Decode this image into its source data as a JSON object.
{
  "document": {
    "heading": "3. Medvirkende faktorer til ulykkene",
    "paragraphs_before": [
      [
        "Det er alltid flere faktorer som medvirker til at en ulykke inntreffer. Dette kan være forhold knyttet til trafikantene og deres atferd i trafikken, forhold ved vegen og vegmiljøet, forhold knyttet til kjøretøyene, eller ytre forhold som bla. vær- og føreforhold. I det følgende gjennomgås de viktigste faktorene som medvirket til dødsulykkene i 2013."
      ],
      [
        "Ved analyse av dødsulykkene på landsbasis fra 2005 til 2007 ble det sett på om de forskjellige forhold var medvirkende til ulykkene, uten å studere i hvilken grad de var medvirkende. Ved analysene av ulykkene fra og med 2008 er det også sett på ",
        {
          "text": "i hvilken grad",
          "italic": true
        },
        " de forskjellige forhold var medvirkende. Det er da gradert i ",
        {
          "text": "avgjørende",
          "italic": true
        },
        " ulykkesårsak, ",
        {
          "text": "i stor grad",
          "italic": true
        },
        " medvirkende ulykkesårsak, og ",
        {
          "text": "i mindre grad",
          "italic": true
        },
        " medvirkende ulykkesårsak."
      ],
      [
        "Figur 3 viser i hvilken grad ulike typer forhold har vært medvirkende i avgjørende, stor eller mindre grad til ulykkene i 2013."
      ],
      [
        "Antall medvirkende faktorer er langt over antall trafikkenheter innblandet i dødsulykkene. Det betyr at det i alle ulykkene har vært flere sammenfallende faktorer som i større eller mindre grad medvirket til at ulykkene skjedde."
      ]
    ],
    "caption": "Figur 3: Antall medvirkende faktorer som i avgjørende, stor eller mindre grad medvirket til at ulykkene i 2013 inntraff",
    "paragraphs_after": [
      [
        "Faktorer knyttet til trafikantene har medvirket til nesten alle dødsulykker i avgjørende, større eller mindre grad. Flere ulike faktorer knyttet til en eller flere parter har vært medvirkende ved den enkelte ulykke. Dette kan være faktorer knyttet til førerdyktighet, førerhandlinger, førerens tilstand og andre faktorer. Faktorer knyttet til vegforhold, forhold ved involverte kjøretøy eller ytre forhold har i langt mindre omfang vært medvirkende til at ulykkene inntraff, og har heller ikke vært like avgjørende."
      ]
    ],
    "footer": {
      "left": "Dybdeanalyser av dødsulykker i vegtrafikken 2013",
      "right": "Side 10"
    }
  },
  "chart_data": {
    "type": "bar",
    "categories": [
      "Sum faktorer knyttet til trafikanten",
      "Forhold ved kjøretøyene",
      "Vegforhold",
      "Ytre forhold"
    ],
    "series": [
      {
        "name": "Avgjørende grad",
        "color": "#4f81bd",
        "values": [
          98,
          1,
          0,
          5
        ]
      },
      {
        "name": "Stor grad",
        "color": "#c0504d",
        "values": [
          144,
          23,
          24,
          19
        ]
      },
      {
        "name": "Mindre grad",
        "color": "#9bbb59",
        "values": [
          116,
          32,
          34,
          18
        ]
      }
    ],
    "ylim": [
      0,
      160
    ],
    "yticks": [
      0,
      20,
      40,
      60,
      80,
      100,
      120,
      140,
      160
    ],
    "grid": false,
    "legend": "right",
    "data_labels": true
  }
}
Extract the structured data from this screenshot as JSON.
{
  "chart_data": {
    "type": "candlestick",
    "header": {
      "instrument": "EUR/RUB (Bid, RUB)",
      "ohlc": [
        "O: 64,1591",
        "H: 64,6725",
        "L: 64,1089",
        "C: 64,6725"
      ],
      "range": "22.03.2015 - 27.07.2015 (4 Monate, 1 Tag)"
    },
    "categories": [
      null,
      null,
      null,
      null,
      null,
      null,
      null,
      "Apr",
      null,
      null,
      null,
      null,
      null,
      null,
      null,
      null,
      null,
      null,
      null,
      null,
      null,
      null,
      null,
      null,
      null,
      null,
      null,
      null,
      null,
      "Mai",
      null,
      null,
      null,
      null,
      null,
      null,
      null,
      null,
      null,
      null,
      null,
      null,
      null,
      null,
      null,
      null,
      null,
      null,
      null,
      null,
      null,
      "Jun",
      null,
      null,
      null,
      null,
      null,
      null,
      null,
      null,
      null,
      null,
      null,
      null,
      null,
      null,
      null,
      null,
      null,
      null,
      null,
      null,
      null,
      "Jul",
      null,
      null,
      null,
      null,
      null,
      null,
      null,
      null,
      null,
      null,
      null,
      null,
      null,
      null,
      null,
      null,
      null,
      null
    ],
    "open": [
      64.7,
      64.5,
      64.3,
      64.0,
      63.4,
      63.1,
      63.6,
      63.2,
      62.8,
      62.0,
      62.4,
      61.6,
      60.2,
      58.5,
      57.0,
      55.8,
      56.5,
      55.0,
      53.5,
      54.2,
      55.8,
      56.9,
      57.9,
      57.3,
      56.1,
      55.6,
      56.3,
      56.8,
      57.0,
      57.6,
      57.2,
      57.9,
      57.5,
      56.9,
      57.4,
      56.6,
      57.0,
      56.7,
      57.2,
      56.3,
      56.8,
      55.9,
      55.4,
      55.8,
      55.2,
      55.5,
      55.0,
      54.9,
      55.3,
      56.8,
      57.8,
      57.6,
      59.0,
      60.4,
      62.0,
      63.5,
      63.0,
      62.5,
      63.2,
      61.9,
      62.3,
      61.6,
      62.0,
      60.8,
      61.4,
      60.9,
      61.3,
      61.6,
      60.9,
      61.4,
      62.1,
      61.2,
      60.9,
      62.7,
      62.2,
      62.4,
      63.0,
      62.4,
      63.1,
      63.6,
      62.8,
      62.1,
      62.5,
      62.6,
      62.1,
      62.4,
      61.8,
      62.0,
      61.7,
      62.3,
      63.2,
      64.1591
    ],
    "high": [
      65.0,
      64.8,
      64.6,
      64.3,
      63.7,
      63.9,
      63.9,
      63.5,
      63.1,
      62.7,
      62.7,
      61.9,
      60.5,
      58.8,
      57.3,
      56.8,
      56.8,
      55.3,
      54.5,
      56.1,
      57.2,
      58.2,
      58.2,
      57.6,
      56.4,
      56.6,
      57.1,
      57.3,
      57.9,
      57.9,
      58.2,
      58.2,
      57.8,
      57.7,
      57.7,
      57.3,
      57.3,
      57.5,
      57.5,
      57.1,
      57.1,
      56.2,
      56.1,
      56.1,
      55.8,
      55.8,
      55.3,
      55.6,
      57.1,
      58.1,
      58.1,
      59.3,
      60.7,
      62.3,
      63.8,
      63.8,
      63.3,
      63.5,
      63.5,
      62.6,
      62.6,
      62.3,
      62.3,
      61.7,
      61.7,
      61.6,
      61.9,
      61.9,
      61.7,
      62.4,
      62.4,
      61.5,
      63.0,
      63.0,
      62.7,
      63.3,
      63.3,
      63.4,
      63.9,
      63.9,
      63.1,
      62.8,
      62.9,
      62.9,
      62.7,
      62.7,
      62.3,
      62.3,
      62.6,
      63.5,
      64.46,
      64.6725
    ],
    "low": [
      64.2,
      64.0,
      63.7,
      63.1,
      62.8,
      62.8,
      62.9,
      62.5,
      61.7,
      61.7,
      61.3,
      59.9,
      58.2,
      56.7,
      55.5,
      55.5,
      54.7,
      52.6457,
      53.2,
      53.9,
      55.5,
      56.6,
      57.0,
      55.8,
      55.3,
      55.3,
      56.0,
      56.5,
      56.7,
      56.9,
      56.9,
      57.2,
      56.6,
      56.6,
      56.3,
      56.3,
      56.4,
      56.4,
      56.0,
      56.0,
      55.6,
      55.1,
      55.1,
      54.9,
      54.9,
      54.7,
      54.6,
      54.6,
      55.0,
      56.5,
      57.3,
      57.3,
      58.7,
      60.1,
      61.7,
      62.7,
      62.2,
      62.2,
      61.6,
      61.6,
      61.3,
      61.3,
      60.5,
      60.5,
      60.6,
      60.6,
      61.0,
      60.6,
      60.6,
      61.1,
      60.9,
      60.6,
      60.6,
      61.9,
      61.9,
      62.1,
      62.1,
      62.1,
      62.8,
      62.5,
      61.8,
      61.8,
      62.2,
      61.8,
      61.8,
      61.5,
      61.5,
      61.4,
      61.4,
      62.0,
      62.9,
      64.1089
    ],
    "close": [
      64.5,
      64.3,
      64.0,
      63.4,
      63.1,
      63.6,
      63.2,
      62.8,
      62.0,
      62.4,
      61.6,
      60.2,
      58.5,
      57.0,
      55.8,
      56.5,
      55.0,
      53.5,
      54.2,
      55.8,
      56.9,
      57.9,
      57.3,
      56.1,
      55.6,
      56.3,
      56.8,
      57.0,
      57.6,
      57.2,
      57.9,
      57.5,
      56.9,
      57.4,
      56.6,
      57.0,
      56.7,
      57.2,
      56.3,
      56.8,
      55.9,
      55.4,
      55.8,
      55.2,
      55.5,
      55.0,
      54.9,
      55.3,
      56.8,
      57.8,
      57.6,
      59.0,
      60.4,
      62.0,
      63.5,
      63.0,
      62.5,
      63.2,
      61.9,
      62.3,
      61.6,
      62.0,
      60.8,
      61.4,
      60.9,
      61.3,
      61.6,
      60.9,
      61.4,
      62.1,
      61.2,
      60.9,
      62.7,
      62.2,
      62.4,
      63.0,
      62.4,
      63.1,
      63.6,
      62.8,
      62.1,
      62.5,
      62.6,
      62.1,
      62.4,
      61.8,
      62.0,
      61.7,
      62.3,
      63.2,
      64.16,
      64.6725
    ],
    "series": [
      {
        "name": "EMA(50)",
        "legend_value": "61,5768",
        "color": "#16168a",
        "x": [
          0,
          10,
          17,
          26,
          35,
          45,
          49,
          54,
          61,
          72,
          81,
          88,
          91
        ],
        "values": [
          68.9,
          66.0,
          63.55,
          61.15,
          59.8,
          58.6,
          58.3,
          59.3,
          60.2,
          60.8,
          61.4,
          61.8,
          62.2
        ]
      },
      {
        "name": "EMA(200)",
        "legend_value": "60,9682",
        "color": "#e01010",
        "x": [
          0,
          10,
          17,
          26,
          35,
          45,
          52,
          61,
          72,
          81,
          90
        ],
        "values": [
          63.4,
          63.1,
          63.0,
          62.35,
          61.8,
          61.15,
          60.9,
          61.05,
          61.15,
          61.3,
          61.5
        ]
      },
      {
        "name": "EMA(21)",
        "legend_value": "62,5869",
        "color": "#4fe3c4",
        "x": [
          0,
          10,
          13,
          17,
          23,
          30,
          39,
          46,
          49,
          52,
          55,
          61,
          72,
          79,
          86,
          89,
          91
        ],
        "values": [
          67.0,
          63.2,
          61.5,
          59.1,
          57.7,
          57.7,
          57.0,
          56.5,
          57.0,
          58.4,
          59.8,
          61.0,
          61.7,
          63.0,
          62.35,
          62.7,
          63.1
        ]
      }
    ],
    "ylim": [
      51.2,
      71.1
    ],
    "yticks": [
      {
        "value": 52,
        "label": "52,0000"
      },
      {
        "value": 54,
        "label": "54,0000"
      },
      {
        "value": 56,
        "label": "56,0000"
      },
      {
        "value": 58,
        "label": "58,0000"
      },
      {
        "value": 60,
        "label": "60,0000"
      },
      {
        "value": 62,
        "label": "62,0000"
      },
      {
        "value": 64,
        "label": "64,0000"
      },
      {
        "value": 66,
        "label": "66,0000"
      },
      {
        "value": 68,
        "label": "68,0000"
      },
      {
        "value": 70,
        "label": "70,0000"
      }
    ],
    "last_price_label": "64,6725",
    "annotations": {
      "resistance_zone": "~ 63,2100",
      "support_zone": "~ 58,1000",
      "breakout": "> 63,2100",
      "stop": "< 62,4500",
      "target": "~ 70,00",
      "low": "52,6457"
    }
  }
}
——
◆ Given instruction
For the string "ulike", count the lines of the entries above that include it; answer with the number only.

◆ Solution to this problem
2